Quote the entries below word for word, starting at the line that contains "What elements are" and ending at the line that contains "wire-harness-icon (47, 851, 180, 915)".

* START Exercise data *

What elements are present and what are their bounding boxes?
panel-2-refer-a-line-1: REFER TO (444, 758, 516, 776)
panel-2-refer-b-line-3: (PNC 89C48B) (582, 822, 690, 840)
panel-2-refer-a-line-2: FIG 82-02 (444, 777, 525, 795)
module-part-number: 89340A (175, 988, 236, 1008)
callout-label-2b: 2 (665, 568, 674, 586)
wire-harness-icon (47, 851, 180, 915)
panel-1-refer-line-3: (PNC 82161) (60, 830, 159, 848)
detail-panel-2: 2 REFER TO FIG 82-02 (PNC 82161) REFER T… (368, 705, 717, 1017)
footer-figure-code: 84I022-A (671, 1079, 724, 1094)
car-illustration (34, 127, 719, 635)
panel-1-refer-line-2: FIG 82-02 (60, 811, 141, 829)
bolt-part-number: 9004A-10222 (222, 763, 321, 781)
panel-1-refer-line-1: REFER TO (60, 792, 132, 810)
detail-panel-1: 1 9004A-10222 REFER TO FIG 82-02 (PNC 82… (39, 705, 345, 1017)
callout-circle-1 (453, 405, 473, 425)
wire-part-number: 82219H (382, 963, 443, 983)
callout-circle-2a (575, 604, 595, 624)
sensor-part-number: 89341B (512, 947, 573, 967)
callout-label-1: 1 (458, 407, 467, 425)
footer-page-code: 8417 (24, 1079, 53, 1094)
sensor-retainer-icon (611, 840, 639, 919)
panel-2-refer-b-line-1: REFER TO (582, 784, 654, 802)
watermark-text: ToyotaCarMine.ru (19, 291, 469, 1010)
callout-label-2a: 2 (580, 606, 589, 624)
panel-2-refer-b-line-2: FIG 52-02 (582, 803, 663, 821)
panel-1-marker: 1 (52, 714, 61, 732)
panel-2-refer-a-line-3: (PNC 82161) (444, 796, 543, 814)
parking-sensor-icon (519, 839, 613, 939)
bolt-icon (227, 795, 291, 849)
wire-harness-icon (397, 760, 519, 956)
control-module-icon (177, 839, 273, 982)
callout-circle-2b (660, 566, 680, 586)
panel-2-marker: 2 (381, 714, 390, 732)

* END Exercise data *
* START Exercise data *

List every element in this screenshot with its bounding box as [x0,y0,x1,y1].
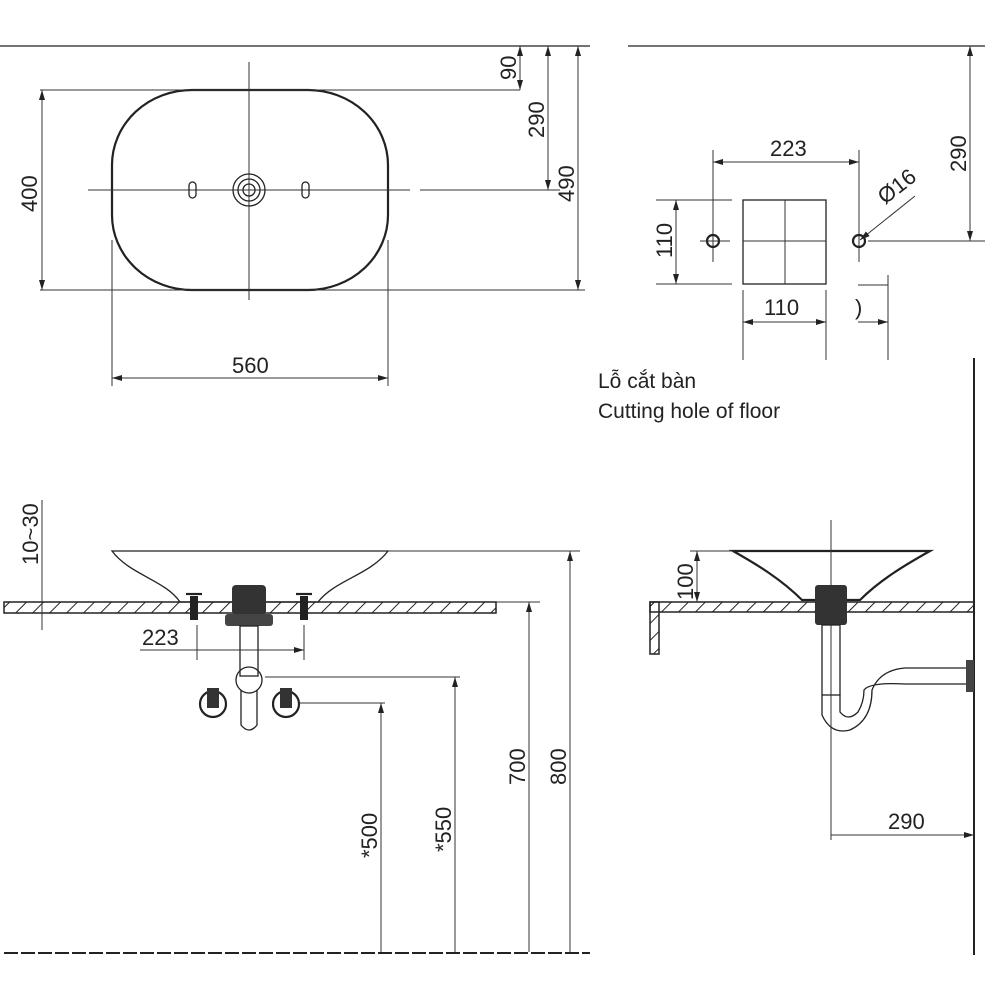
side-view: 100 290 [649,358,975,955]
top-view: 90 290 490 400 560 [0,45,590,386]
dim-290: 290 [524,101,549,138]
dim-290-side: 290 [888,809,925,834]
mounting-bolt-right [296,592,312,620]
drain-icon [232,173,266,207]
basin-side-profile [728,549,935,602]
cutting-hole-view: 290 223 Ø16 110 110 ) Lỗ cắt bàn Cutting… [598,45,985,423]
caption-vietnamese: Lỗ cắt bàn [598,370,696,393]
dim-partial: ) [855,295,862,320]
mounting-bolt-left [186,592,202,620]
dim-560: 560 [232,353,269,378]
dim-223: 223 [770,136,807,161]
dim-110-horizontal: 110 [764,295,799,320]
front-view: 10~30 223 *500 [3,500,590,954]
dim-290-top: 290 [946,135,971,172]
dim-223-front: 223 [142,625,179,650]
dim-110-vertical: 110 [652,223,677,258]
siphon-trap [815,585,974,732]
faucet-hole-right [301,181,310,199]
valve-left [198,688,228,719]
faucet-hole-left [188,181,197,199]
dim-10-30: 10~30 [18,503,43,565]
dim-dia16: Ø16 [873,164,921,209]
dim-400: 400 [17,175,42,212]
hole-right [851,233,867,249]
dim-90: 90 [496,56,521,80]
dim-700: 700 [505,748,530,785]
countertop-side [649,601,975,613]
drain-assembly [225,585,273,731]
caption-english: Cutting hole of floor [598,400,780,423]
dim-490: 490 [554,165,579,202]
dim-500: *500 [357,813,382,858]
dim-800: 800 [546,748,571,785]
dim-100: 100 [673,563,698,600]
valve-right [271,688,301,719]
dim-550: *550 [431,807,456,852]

* END Exercise data *

## Task output
What elements are present and what are their bounding boxes?
panel-2-refer-a-line-1: REFER TO (444, 758, 516, 776)
panel-2-refer-b-line-3: (PNC 89C48B) (582, 822, 690, 840)
panel-2-refer-a-line-2: FIG 82-02 (444, 777, 525, 795)
module-part-number: 89340A (175, 988, 236, 1008)
callout-label-2b: 2 (665, 568, 674, 586)
wire-harness-icon (47, 851, 180, 915)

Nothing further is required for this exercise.